TASK DETAILS - Copy exactly the stretch of lines from the one holding "OCR this image." through the last line of the data below, inclusive. Leave out pictures.

DATA PROVIDED -
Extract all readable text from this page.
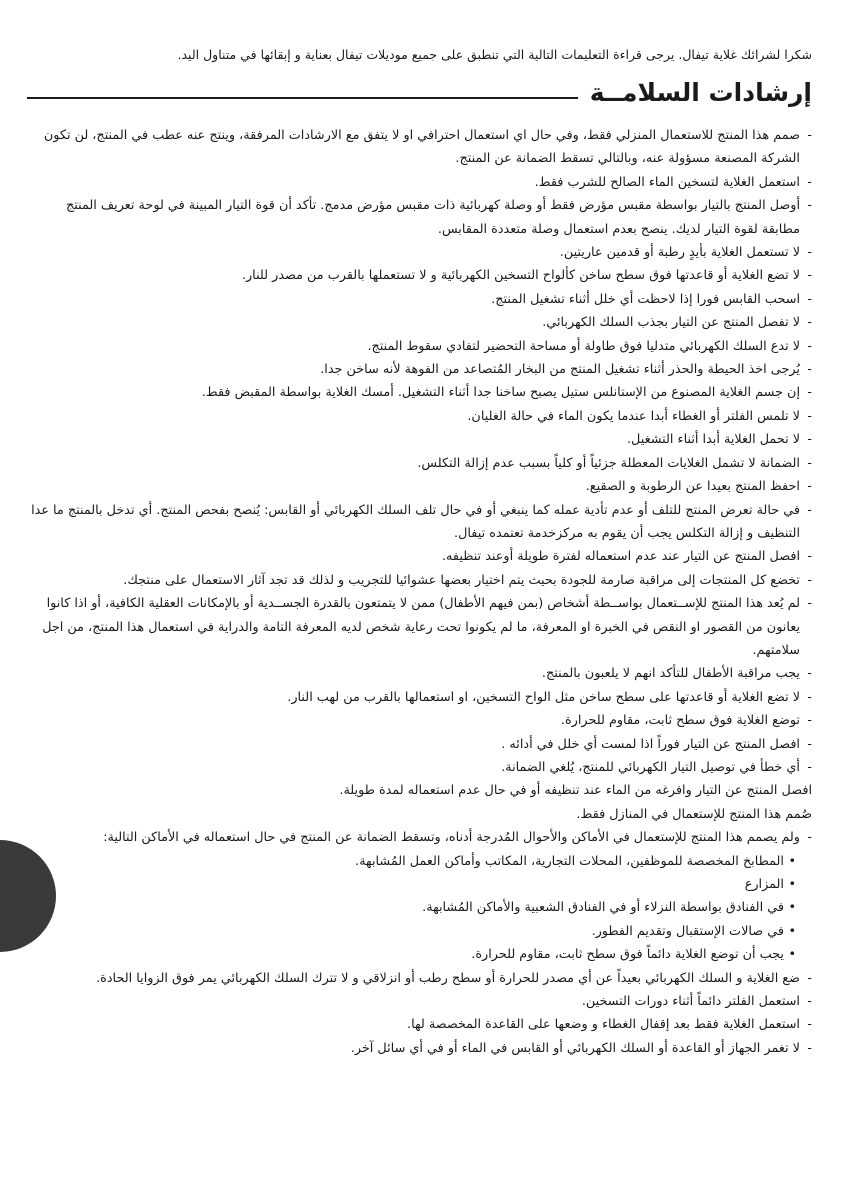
شكرا لشرائك غلاية تيفال. يرجى قراءة التعليمات التالية التي تنطبق على جميع موديلات تيفال بعناية و إبقائها في متناول اليد.

إرشادات السلامــة
- صمم هذا المنتج للاستعمال المنزلي فقط، وفي حال اي استعمال احترافي او لا يتفق مع الارشادات المرفقة، وينتج عنه عطب في المنتج، لن تكون الشركة المصنعة مسؤولة عنه، وبالتالي تسقط الضمانة عن المنتج.
- استعمل الغلاية لتسخين الماء الصالح للشرب فقط.
- أوصل المنتج بالتيار بواسطة مقبس مؤرض فقط أو وصلة كهربائية ذات مقبس مؤرض مدمج. تأكد أن قوة التيار المبينة في لوحة تعريف المنتج مطابقة لقوة التيار لديك. ينصح بعدم استعمال وصلة متعددة المقابس.
- لا تستعمل الغلاية بأيدٍ رطبة أو قدمين عاريتين.
- لا تضع الغلاية أو قاعدتها فوق سطح ساخن كألواح التسخين الكهربائية و لا تستعملها بالقرب من مصدر للنار.
- اسحب القابس فورا إذا لاحظت أي خلل أثناء تشغيل المنتج.
- لا تفصل المنتج عن التيار بجذب السلك الكهربائي.
- لا تدع السلك الكهربائي متدليا فوق طاولة أو مساحة التحضير لتفادي سقوط المنتج.
- يُرجى اخذ الحيطة والحذر أثناء تشغيل المنتج من البخار المُتصاعد من الفوهة لأنه ساخن جدا.
- إن جسم الغلاية المصنوع من الإستانلس ستيل يصبح ساخنا جدا أثناء التشغيل. أمسك الغلاية بواسطة المقبض فقط.
- لا تلمس الفلتر أو الغطاء أبدا عندما يكون الماء في حالة الغليان.
- لا تحمل الغلاية أبدا أثناء التشغيل.
- الضمانة لا تشمل الغلايات المعطلة جزئياً أو كلياً بسبب عدم إزالة التكلس.
- احفظ المنتج بعيدا عن الرطوبة و الصقيع.
- في حالة تعرض المنتج للتلف أو عدم تأدية عمله كما ينبغي أو في حال تلف السلك الكهربائي أو القابس: يُنصح بفحص المنتج. أي تدخل بالمنتج ما عدا التنظيف و إزالة التكلس يجب أن يقوم به مركزخدمة تعتمده تيفال.
- افصل المنتج عن التيار عند عدم استعماله لفترة طويلة أوعند تنظيفه.
- تخضع كل المنتجات إلى مراقبة صارمة للجودة بحيث يتم اختيار بعضها عشوائيا للتجريب و لذلك قد تجد آثار الاستعمال على منتجك.
- لم يُعد هذا المنتج للإســتعمال بواســطة أشخاص (بمن فيهم الأطفال) ممن لا يتمتعون بالقدرة الجســدية أو بالإمكانات العقلية الكافية، أو اذا كانوا يعانون من القصور او النقص في الخبرة او المعرفة، ما لم يكونوا تحت رعاية شخص لديه المعرفة التامة والدراية في استعمال هذا المنتج، من اجل سلامتهم.
- يجب مراقبة الأطفال للتأكد انهم لا يلعبون بالمنتج.
- لا تضع الغلاية أو قاعدتها على سطح ساخن مثل الواح التسخين، او استعمالها بالقرب من لهب النار.
- توضع الغلاية فوق سطح ثابت، مقاوم للحرارة.
- افصل المنتج عن التيار فوراً اذا لمست أي خلل في أدائه .
- أي خطأ في توصيل التيار الكهربائي للمنتج، يُلغي الضمانة.
افصل المنتج عن التيار وافرغه من الماء عند تنظيفه أو في حال عدم استعماله لمدة طويلة.
صُمم هذا المنتج للإستعمال في المنازل فقط.
- ولم يصمم هذا المنتج للإستعمال في الأماكن والأحوال المُدرجة أدناه، وتسقط الضمانة عن المنتج في حال استعماله في الأماكن التالية:
• المطابخ المخصصة للموظفين، المحلات التجارية، المكاتب وأماكن العمل المُشابهة.
• المزارع
• في الفنادق بواسطة النزلاء أو في الفنادق الشعبية والأماكن المُشابهة.
• في صالات الإستقبال وتقديم الفطور.
• يجب أن توضع الغلاية دائماً فوق سطح ثابت، مقاوم للحرارة.
- ضع الغلاية و السلك الكهربائي بعيداً عن أي مصدر للحرارة أو سطح رطب أو انزلاقي و لا تترك السلك الكهربائي يمر فوق الزوايا الحادة.
- استعمل الفلتر دائماً أثناء دورات التسخين.
- استعمل الغلاية فقط بعد إقفال الغطاء و وضعها على القاعدة المخصصة لها.
- لا تغمر الجهاز أو القاعدة أو السلك الكهربائي أو القابس في الماء أو في أي سائل آخر.
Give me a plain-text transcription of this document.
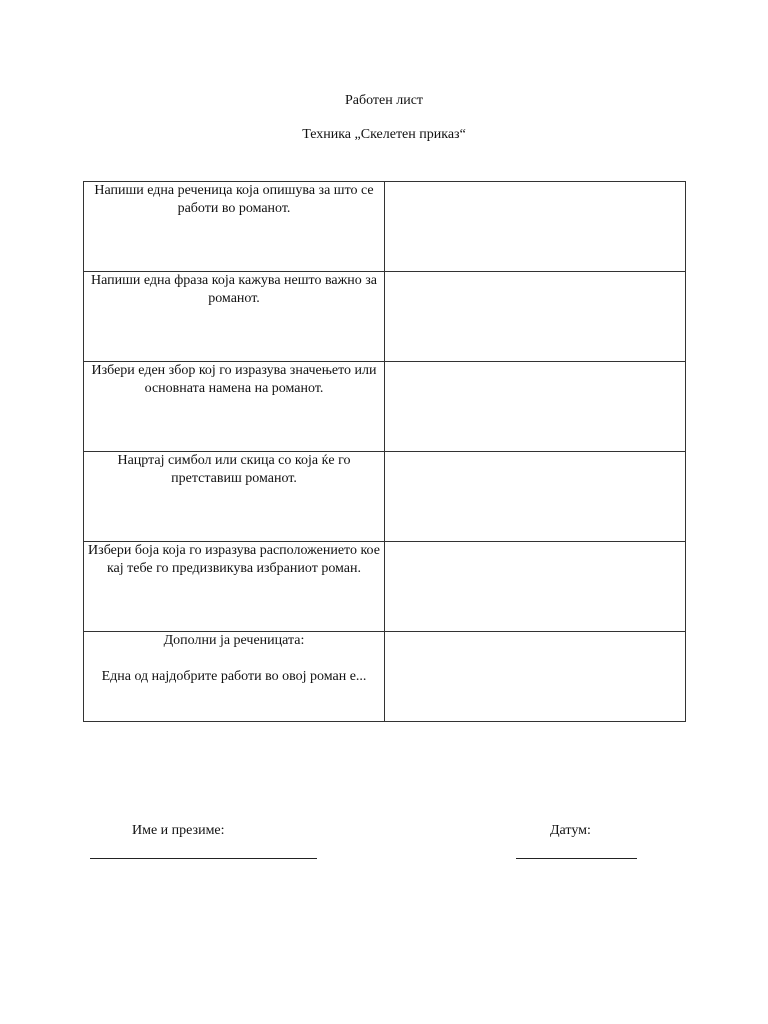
Работен лист
Техника „Скелетен приказ“
Напиши една реченица која опишува за што се работи во романот.	
Напиши една фраза која кажува нешто важно за романот.	
Избери еден збор кој го изразува значењето или основната намена на романот.	
Нацртај симбол или скица со која ќе го претставиш романот.	
Избери боја која го изразува расположението кое кај тебе го предизвикува избраниот роман.	

Дополни ја реченицата:
Една од најдобрите работи во овој роман е...	

Име и презиме:	Датум:
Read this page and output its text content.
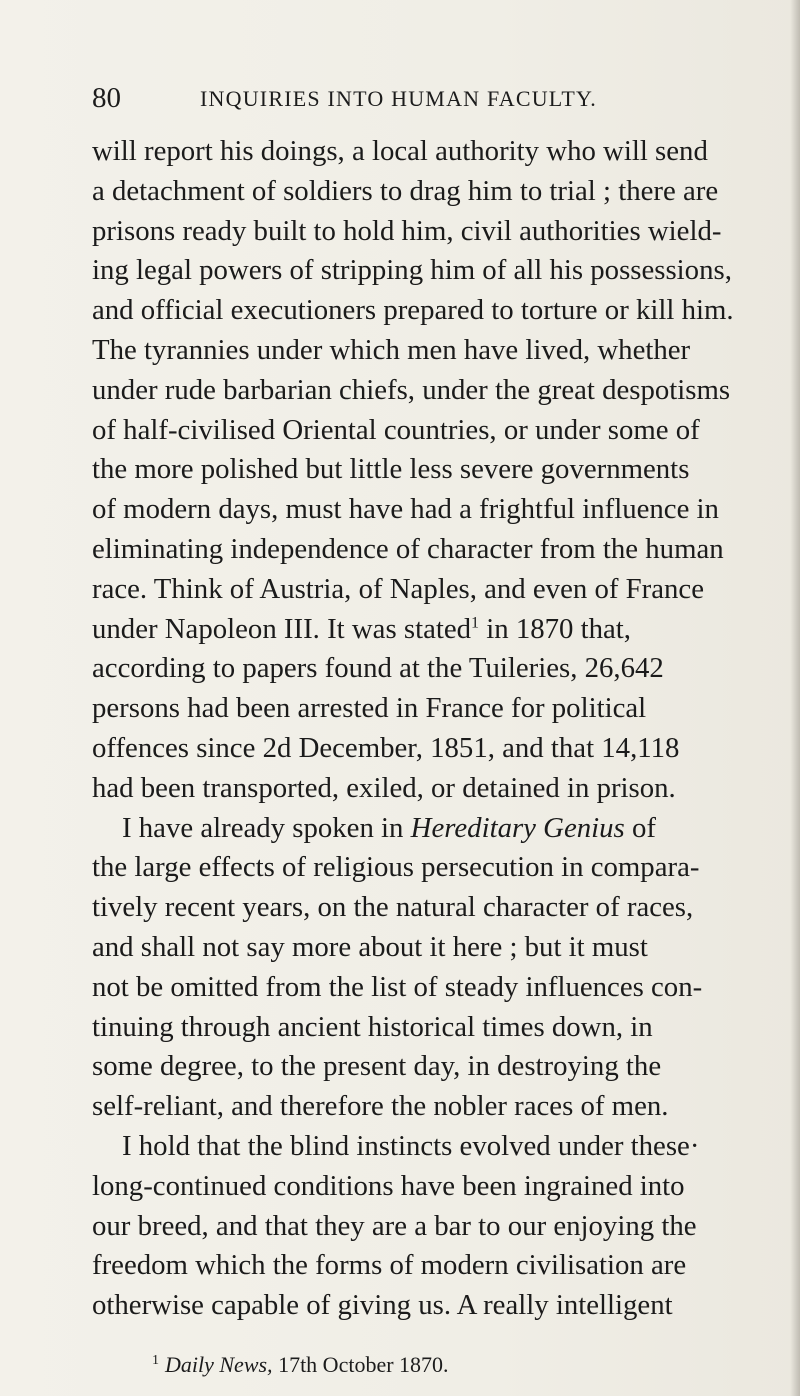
80	INQUIRIES INTO HUMAN FACULTY.
will report his doings, a local authority who will send
a detachment of soldiers to drag him to trial ; there are
prisons ready built to hold him, civil authorities wield-
ing legal powers of stripping him of all his possessions,
and official executioners prepared to torture or kill him.
The tyrannies under which men have lived, whether
under rude barbarian chiefs, under the great despotisms
of half-civilised Oriental countries, or under some of
the more polished but little less severe governments
of modern days, must have had a frightful influence in
eliminating independence of character from the human
race. Think of Austria, of Naples, and even of France
under Napoleon III. It was stated$^1$ in 1870 that,
according to papers found at the Tuileries, 26,642
persons had been arrested in France for political
offences since 2d December, 1851, and that 14,118
had been transported, exiled, or detained in prison.
I have already spoken in Hereditary Genius of
the large effects of religious persecution in compara-
tively recent years, on the natural character of races,
and shall not say more about it here ; but it must
not be omitted from the list of steady influences con-
tinuing through ancient historical times down, in
some degree, to the present day, in destroying the
self-reliant, and therefore the nobler races of men.
I hold that the blind instincts evolved under these·
long-continued conditions have been ingrained into
our breed, and that they are a bar to our enjoying the
freedom which the forms of modern civilisation are
otherwise capable of giving us. A really intelligent
$^1$ Daily News, 17th October 1870.
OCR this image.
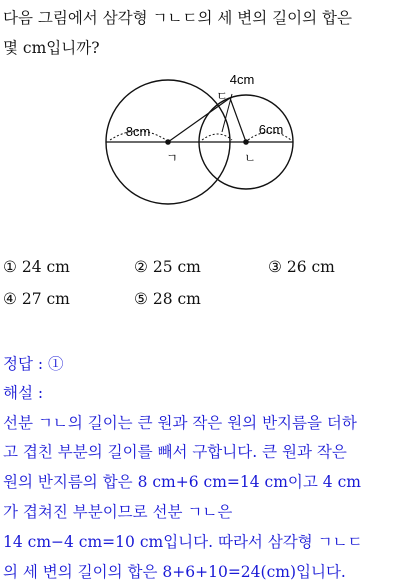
다음 그림에서 삼각형 ㄱㄴㄷ의 세 변의 길이의 합은
몇 cm입니까?
8cm	6cm
4cm
ㄱ	ㄴ
ㄷ
① 24 cm	② 25 cm	③ 26 cm
④ 27 cm	⑤ 28 cm
정답 : ①
해설 :
선분 ㄱㄴ의 길이는 큰 원과 작은 원의 반지름을 더하
고 겹친 부분의 길이를 빼서 구합니다. 큰 원과 작은
원의 반지름의 합은 8 cm+6 cm=14 cm이고 4 cm
가 겹쳐진 부분이므로 선분 ㄱㄴ은
14 cm−4 cm=10 cm입니다. 따라서 삼각형 ㄱㄴㄷ
의 세 변의 길이의 합은 8+6+10=24(cm)입니다.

CORRECT ANSWER -
OCR this image.
다음 그림에서 삼각형 ㄱㄴㄷ의 세 변의 길이의 합은
몇 cm입니까?
8cm	6cm
4cm
ㄱ	ㄴ
ㄷ
① 24 cm	② 25 cm	③ 26 cm
④ 27 cm	⑤ 28 cm
정답 : ①
해설 :
선분 ㄱㄴ의 길이는 큰 원과 작은 원의 반지름을 더하
고 겹친 부분의 길이를 빼서 구합니다. 큰 원과 작은
원의 반지름의 합은 8 cm+6 cm=14 cm이고 4 cm
가 겹쳐진 부분이므로 선분 ㄱㄴ은
14 cm−4 cm=10 cm입니다. 따라서 삼각형 ㄱㄴㄷ
의 세 변의 길이의 합은 8+6+10=24(cm)입니다.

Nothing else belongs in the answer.